== Excerpted data ==
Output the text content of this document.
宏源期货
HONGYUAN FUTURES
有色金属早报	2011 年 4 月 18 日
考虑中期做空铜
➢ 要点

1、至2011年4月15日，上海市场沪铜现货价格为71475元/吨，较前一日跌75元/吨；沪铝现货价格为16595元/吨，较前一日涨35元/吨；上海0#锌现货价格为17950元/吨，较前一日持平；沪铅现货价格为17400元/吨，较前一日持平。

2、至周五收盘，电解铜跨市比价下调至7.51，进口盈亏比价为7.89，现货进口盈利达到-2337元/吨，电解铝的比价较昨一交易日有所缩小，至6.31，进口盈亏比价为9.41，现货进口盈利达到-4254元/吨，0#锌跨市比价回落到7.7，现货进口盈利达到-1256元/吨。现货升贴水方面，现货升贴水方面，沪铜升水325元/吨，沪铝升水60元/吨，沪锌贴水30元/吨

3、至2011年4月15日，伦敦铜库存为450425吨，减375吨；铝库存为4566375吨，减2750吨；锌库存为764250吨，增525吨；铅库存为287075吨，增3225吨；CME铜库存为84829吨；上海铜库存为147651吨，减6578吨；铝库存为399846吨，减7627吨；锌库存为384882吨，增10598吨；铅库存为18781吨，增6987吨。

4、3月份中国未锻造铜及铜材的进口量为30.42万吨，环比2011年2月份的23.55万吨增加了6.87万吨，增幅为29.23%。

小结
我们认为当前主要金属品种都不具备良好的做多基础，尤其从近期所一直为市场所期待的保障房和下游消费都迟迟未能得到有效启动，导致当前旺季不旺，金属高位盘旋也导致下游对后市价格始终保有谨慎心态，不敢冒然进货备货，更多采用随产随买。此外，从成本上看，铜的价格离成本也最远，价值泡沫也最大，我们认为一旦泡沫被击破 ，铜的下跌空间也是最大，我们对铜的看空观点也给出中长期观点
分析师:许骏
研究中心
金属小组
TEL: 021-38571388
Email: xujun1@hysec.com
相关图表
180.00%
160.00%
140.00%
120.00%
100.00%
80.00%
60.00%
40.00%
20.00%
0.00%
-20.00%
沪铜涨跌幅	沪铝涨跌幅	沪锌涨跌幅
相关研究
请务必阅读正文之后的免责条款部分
===
Write out every line of the material again, exactly as it reads.

Output the text content of this document.
宏源期货
HONGYUAN FUTURES
有色金属早报	2011 年 4 月 18 日
考虑中期做空铜
➢ 要点

1、至2011年4月15日，上海市场沪铜现货价格为71475元/吨，较前一日跌75元/吨；沪铝现货价格为16595元/吨，较前一日涨35元/吨；上海0#锌现货价格为17950元/吨，较前一日持平；沪铅现货价格为17400元/吨，较前一日持平。

2、至周五收盘，电解铜跨市比价下调至7.51，进口盈亏比价为7.89，现货进口盈利达到-2337元/吨，电解铝的比价较昨一交易日有所缩小，至6.31，进口盈亏比价为9.41，现货进口盈利达到-4254元/吨，0#锌跨市比价回落到7.7，现货进口盈利达到-1256元/吨。现货升贴水方面，现货升贴水方面，沪铜升水325元/吨，沪铝升水60元/吨，沪锌贴水30元/吨

3、至2011年4月15日，伦敦铜库存为450425吨，减375吨；铝库存为4566375吨，减2750吨；锌库存为764250吨，增525吨；铅库存为287075吨，增3225吨；CME铜库存为84829吨；上海铜库存为147651吨，减6578吨；铝库存为399846吨，减7627吨；锌库存为384882吨，增10598吨；铅库存为18781吨，增6987吨。

4、3月份中国未锻造铜及铜材的进口量为30.42万吨，环比2011年2月份的23.55万吨增加了6.87万吨，增幅为29.23%。

小结
我们认为当前主要金属品种都不具备良好的做多基础，尤其从近期所一直为市场所期待的保障房和下游消费都迟迟未能得到有效启动，导致当前旺季不旺，金属高位盘旋也导致下游对后市价格始终保有谨慎心态，不敢冒然进货备货，更多采用随产随买。此外，从成本上看，铜的价格离成本也最远，价值泡沫也最大，我们认为一旦泡沫被击破 ，铜的下跌空间也是最大，我们对铜的看空观点也给出中长期观点
分析师:许骏
研究中心
金属小组
TEL: 021-38571388
Email: xujun1@hysec.com
相关图表
180.00%
160.00%
140.00%
120.00%
100.00%
80.00%
60.00%
40.00%
20.00%
0.00%
-20.00%
沪铜涨跌幅	沪铝涨跌幅	沪锌涨跌幅
相关研究
请务必阅读正文之后的免责条款部分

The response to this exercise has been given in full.